§ **Instruction**
Reproduce each line bearing the word "chevron".

§ **Input records**

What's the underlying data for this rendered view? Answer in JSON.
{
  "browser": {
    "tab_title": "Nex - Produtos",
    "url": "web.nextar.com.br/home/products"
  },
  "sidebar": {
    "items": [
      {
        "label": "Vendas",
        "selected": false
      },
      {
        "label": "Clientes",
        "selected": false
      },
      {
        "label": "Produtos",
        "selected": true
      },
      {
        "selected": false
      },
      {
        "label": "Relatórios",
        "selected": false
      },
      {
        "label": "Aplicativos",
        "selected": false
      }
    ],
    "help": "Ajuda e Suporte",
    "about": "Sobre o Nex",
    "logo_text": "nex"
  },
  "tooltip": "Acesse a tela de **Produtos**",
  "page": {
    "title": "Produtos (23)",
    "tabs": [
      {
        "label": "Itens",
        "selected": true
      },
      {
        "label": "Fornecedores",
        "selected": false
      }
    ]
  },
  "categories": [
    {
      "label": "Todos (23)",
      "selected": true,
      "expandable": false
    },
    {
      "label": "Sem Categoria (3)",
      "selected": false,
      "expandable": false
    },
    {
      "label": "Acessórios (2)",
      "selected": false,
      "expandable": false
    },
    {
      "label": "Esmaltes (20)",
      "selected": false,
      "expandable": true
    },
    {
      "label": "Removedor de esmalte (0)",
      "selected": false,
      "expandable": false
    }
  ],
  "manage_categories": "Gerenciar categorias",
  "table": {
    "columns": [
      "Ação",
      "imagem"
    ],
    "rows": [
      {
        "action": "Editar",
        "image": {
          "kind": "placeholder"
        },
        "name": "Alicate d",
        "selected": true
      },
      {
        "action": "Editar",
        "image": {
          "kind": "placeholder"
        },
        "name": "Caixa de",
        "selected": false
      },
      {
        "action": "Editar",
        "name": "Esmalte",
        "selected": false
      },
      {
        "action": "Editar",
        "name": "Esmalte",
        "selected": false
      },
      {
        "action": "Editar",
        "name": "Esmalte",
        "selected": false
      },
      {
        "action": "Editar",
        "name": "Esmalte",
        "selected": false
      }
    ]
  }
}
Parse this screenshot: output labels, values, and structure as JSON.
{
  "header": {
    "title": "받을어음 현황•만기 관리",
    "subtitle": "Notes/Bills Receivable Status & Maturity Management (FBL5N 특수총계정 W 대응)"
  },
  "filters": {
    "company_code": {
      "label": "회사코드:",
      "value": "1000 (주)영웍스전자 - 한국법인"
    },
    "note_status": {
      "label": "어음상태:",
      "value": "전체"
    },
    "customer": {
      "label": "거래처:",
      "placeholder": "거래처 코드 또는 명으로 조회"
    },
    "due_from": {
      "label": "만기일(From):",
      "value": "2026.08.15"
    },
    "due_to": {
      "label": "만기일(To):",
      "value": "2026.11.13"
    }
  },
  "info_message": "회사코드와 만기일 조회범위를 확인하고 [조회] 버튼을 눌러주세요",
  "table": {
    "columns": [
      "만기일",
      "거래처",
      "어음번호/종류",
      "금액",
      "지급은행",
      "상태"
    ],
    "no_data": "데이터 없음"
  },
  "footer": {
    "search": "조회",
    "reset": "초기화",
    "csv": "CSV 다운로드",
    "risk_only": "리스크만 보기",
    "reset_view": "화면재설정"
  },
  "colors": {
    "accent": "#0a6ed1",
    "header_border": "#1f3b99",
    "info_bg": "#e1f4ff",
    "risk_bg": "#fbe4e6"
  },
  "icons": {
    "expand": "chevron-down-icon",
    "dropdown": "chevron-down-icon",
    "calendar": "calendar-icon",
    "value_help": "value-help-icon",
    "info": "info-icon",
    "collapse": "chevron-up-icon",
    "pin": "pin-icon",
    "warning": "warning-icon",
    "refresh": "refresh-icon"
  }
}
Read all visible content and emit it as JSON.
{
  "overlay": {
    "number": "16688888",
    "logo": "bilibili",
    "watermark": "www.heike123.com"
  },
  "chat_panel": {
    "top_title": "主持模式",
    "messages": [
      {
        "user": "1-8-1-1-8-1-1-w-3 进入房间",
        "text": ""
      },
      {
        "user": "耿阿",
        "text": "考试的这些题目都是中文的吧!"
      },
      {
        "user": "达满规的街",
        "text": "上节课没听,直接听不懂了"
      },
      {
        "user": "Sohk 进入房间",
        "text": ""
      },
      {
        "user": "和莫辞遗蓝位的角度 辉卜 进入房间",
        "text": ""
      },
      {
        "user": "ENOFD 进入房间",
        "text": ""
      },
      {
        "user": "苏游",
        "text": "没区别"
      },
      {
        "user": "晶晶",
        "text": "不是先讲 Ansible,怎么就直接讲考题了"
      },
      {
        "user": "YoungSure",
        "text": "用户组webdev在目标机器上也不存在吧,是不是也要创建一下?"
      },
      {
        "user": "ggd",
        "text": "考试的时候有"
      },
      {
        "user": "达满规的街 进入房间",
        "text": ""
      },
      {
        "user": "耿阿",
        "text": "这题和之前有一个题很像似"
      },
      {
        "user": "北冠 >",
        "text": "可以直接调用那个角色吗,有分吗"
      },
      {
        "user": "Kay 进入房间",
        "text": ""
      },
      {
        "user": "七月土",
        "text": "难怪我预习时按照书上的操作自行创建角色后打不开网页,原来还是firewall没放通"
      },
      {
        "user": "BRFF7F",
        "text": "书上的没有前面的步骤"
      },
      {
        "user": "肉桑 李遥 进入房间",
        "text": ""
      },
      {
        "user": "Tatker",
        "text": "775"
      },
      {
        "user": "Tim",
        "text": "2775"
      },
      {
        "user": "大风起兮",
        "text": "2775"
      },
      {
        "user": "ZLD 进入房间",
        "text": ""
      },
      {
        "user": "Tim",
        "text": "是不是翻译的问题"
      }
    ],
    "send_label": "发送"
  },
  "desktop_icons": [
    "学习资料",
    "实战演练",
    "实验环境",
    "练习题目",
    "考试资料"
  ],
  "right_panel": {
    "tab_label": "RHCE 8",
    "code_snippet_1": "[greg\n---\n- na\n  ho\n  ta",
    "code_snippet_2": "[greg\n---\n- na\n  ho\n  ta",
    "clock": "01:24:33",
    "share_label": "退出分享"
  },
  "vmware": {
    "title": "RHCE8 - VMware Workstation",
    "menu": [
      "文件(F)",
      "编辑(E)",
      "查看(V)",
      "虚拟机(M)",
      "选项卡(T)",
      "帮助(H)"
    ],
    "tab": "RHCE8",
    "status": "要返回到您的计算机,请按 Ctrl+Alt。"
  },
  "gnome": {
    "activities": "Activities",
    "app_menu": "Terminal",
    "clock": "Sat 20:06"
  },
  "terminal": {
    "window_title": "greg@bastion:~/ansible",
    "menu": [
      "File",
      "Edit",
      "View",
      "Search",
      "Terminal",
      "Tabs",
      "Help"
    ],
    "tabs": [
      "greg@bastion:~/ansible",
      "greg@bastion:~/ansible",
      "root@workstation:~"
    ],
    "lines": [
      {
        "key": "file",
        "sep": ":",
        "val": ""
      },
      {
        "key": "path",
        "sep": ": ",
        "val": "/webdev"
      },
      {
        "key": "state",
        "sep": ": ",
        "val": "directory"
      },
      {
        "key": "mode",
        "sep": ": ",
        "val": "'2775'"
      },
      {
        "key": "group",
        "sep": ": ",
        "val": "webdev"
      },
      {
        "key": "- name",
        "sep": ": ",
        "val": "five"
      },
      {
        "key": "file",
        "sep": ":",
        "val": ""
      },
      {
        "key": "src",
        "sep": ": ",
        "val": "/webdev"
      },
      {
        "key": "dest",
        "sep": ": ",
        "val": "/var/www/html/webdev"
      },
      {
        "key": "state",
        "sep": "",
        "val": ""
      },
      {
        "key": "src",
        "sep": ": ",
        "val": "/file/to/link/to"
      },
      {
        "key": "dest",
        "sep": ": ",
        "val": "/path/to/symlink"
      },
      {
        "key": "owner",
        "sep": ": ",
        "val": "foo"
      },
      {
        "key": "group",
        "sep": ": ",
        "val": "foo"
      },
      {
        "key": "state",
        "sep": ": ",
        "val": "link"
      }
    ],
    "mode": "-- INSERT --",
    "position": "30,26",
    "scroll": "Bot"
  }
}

§ **Solution below**
    "expand": "chevron-down-icon",
    "dropdown": "chevron-down-icon",
    "collapse": "chevron-up-icon",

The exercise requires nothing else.